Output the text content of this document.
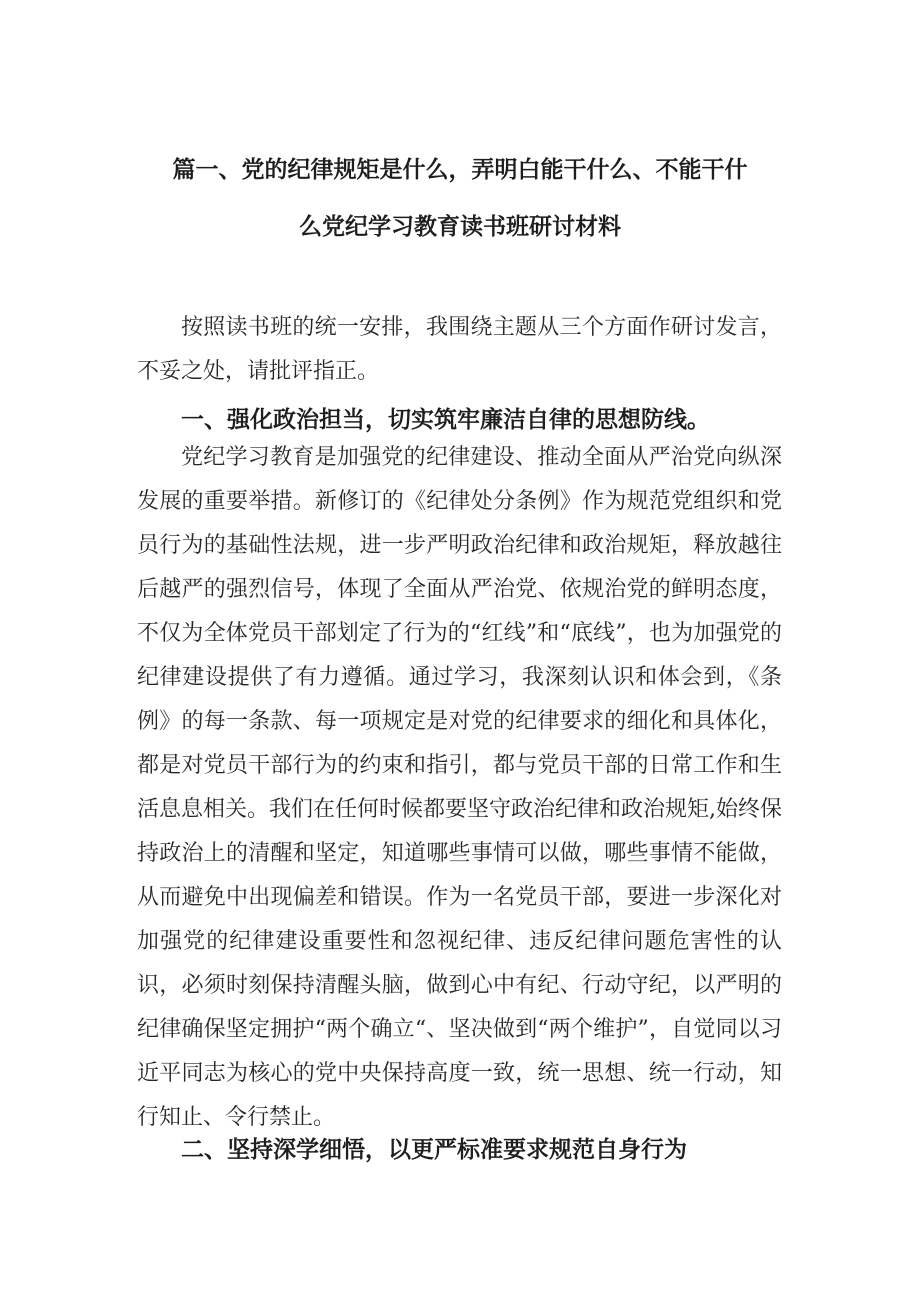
篇一、党的纪律规矩是什么，弄明白能干什么、不能干什
么党纪学习教育读书班研讨材料

按照读书班的统一安排，我围绕主题从三个方面作研讨发言，不妥之处，请批评指正。

一、强化政治担当，切实筑牢廉洁自律的思想防线。

党纪学习教育是加强党的纪律建设、推动全面从严治党向纵深发展的重要举措。新修订的《纪律处分条例》作为规范党组织和党员行为的基础性法规，进一步严明政治纪律和政治规矩，释放越往后越严的强烈信号，体现了全面从严治党、依规治党的鲜明态度，不仅为全体党员干部划定了行为的“红线”和“底线”，也为加强党的纪律建设提供了有力遵循。通过学习，我深刻认识和体会到，《条例》的每一条款、每一项规定是对党的纪律要求的细化和具体化，都是对党员干部行为的约束和指引，都与党员干部的日常工作和生活息息相关。我们在任何时候都要坚守政治纪律和政治规矩,始终保持政治上的清醒和坚定，知道哪些事情可以做，哪些事情不能做，从而避免中出现偏差和错误。作为一名党员干部，要进一步深化对加强党的纪律建设重要性和忽视纪律、违反纪律问题危害性的认识，必须时刻保持清醒头脑，做到心中有纪、行动守纪，以严明的纪律确保坚定拥护“两个确立“、坚决做到“两个维护”，自觉同以习近平同志为核心的党中央保持高度一致，统一思想、统一行动，知行知止、令行禁止。

二、坚持深学细悟，以更严标准要求规范自身行为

· · · · ·

> [What is being asked]: Each record above must be returned exactly as written, with its pictures omitted.

> [The response]:
Output the text content of this document.
篇一、党的纪律规矩是什么，弄明白能干什么、不能干什
么党纪学习教育读书班研讨材料

按照读书班的统一安排，我围绕主题从三个方面作研讨发言，不妥之处，请批评指正。

一、强化政治担当，切实筑牢廉洁自律的思想防线。

党纪学习教育是加强党的纪律建设、推动全面从严治党向纵深发展的重要举措。新修订的《纪律处分条例》作为规范党组织和党员行为的基础性法规，进一步严明政治纪律和政治规矩，释放越往后越严的强烈信号，体现了全面从严治党、依规治党的鲜明态度，不仅为全体党员干部划定了行为的“红线”和“底线”，也为加强党的纪律建设提供了有力遵循。通过学习，我深刻认识和体会到，《条例》的每一条款、每一项规定是对党的纪律要求的细化和具体化，都是对党员干部行为的约束和指引，都与党员干部的日常工作和生活息息相关。我们在任何时候都要坚守政治纪律和政治规矩,始终保持政治上的清醒和坚定，知道哪些事情可以做，哪些事情不能做，从而避免中出现偏差和错误。作为一名党员干部，要进一步深化对加强党的纪律建设重要性和忽视纪律、违反纪律问题危害性的认识，必须时刻保持清醒头脑，做到心中有纪、行动守纪，以严明的纪律确保坚定拥护“两个确立“、坚决做到“两个维护”，自觉同以习近平同志为核心的党中央保持高度一致，统一思想、统一行动，知行知止、令行禁止。

二、坚持深学细悟，以更严标准要求规范自身行为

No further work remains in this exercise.